Lines containing the word "title" are the ones to copy from the records below.
[start]
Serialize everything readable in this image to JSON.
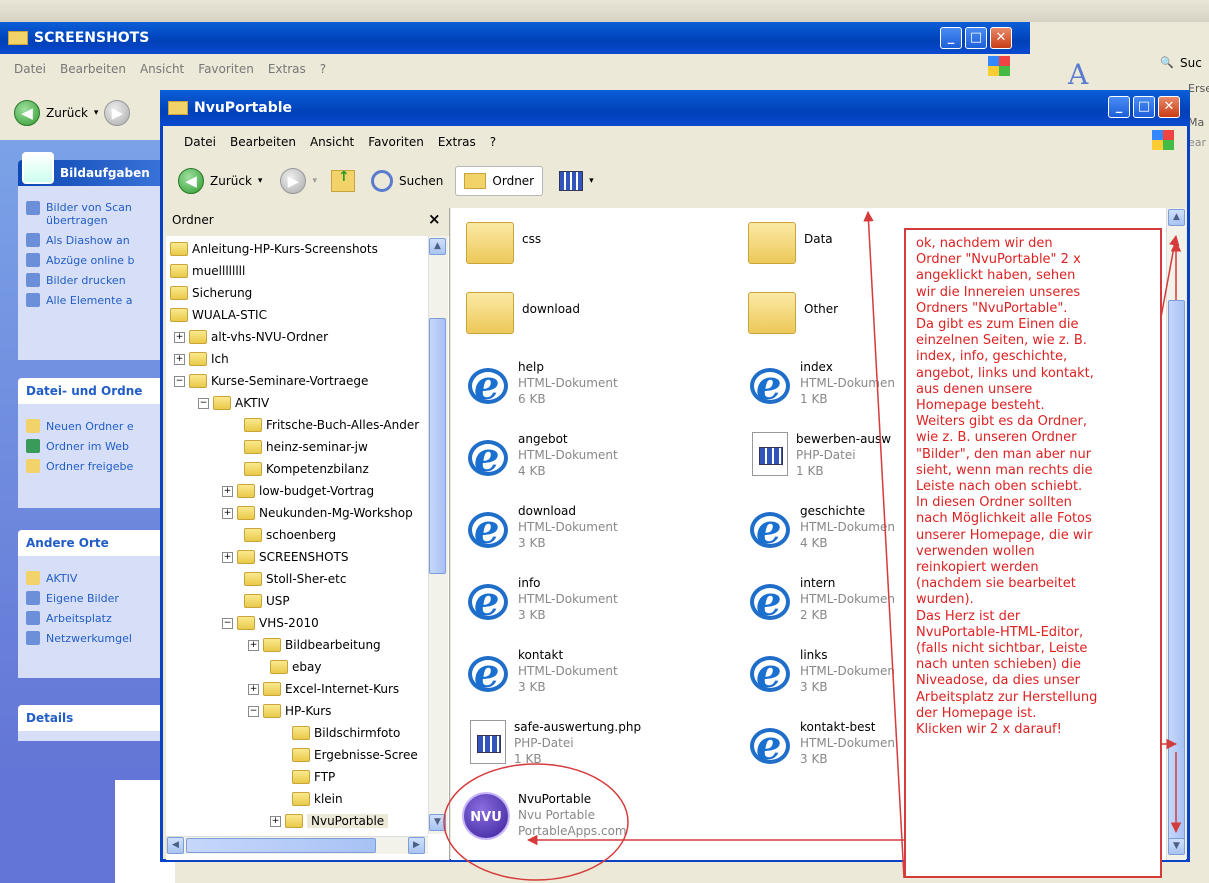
{
  "back_window": {
    "title": "SCREENSHOTS",
    "menu": [
      "Datei",
      "Bearbeiten",
      "Ansicht",
      "Favoriten",
      "Extras",
      "?"
    ],
    "back_label": "Zurück"
  },
  "right_partial": {
    "search": "Suc",
    "line1": "Erse",
    "line2": "Ma",
    "line3": "ear"
  },
  "task_panels": {
    "bild": {
      "title": "Bildaufgaben",
      "items": [
        "Bilder von Scan übertragen",
        "Als Diashow an",
        "Abzüge online b",
        "Bilder drucken",
        "Alle Elemente a"
      ]
    },
    "datei": {
      "title": "Datei- und Ordne",
      "items": [
        "Neuen Ordner e",
        "Ordner im Web",
        "Ordner freigebe"
      ]
    },
    "orte": {
      "title": "Andere Orte",
      "items": [
        "AKTIV",
        "Eigene Bilder",
        "Arbeitsplatz",
        "Netzwerkumgel"
      ]
    },
    "details": {
      "title": "Details"
    }
  },
  "main_window": {
    "title": "NvuPortable",
    "menu": [
      "Datei",
      "Bearbeiten",
      "Ansicht",
      "Favoriten",
      "Extras",
      "?"
    ],
    "toolbar": {
      "back": "Zurück",
      "search": "Suchen",
      "folders": "Ordner"
    }
  },
  "tree": {
    "header": "Ordner",
    "close": "×",
    "rows": [
      "Anleitung-HP-Kurs-Screenshots",
      "muellllllll",
      "Sicherung",
      "WUALA-STIC",
      "alt-vhs-NVU-Ordner",
      "Ich",
      "Kurse-Seminare-Vortraege",
      "AKTIV",
      "Fritsche-Buch-Alles-Ander",
      "heinz-seminar-jw",
      "Kompetenzbilanz",
      "low-budget-Vortrag",
      "Neukunden-Mg-Workshop",
      "schoenberg",
      "SCREENSHOTS",
      "Stoll-Sher-etc",
      "USP",
      "VHS-2010",
      "Bildbearbeitung",
      "ebay",
      "Excel-Internet-Kurs",
      "HP-Kurs",
      "Bildschirmfoto",
      "Ergebnisse-Scree",
      "FTP",
      "klein",
      "NvuPortable"
    ]
  },
  "files": [
    {
      "name": "css",
      "type": "",
      "size": ""
    },
    {
      "name": "Data",
      "type": "",
      "size": ""
    },
    {
      "name": "download",
      "type": "",
      "size": ""
    },
    {
      "name": "Other",
      "type": "",
      "size": ""
    },
    {
      "name": "help",
      "type": "HTML-Dokument",
      "size": "6 KB"
    },
    {
      "name": "index",
      "type": "HTML-Dokumen",
      "size": "1 KB"
    },
    {
      "name": "angebot",
      "type": "HTML-Dokument",
      "size": "4 KB"
    },
    {
      "name": "bewerben-ausw",
      "type": "PHP-Datei",
      "size": "1 KB"
    },
    {
      "name": "download",
      "type": "HTML-Dokument",
      "size": "3 KB"
    },
    {
      "name": "geschichte",
      "type": "HTML-Dokumen",
      "size": "4 KB"
    },
    {
      "name": "info",
      "type": "HTML-Dokument",
      "size": "3 KB"
    },
    {
      "name": "intern",
      "type": "HTML-Dokumen",
      "size": "2 KB"
    },
    {
      "name": "kontakt",
      "type": "HTML-Dokument",
      "size": "3 KB"
    },
    {
      "name": "links",
      "type": "HTML-Dokumen",
      "size": "3 KB"
    },
    {
      "name": "safe-auswertung.php",
      "type": "PHP-Datei",
      "size": "1 KB"
    },
    {
      "name": "kontakt-best",
      "type": "HTML-Dokumen",
      "size": "3 KB"
    },
    {
      "name": "NvuPortable",
      "type": "Nvu Portable",
      "size": "PortableApps.com"
    }
  ],
  "nvu_logo": "NVU",
  "annotation": "ok, nachdem wir den\nOrdner \"NvuPortable\" 2 x\nangeklickt haben, sehen\nwir die Innereien unseres\nOrdners \"NvuPortable\".\nDa gibt es zum Einen die\neinzelnen Seiten, wie z. B.\nindex, info, geschichte,\nangebot, links und kontakt,\naus denen unsere\nHomepage besteht.\nWeiters gibt es da Ordner,\nwie z. B. unseren Ordner\n\"Bilder\", den man aber nur\nsieht, wenn man rechts die\nLeiste nach oben schiebt.\nIn diesen Ordner sollten\nnach Möglichkeit alle Fotos\nunserer Homepage, die wir\nverwenden wollen\nreinkopiert werden\n(nachdem sie bearbeitet\nwurden).\nDas Herz ist der\nNvuPortable-HTML-Editor,\n(falls nicht sichtbar, Leiste\nnach unten schieben) die\nNiveadose, da dies unser\nArbeitsplatz zur Herstellung\nder Homepage ist.\nKlicken wir 2 x darauf!",
  "colors": {
    "annotation": "#d63b3b",
    "xp_blue": "#0a5fd8",
    "task_bg": "#6375d6"
  }
}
[end]
▸ Response for this exercise:
    "title": "SCREENSHOTS",
      "title": "Bildaufgaben",
      "title": "Datei- und Ordne",
      "title": "Andere Orte",
      "title": "Details"
    "title": "NvuPortable",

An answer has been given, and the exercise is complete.